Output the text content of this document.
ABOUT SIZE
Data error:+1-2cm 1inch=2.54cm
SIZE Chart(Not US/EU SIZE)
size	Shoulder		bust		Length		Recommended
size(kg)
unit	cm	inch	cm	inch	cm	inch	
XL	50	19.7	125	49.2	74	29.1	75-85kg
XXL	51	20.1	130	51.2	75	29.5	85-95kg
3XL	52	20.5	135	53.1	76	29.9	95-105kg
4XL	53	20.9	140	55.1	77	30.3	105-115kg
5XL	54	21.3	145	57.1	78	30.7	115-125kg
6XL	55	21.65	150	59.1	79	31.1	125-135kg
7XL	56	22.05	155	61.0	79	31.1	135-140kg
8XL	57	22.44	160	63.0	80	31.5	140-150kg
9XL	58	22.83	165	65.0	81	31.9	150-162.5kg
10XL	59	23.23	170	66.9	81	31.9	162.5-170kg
::::::::
_What to work on_
Take the records above and return them exactly as written.

_Result below_
Output the text content of this document.
ABOUT SIZE
Data error:+1-2cm 1inch=2.54cm
SIZE Chart(Not US/EU SIZE)
size	Shoulder		bust		Length		Recommended
size(kg)
unit	cm	inch	cm	inch	cm	inch	
XL	50	19.7	125	49.2	74	29.1	75-85kg
XXL	51	20.1	130	51.2	75	29.5	85-95kg
3XL	52	20.5	135	53.1	76	29.9	95-105kg
4XL	53	20.9	140	55.1	77	30.3	105-115kg
5XL	54	21.3	145	57.1	78	30.7	115-125kg
6XL	55	21.65	150	59.1	79	31.1	125-135kg
7XL	56	22.05	155	61.0	79	31.1	135-140kg
8XL	57	22.44	160	63.0	80	31.5	140-150kg
9XL	58	22.83	165	65.0	81	31.9	150-162.5kg
10XL	59	23.23	170	66.9	81	31.9	162.5-170kg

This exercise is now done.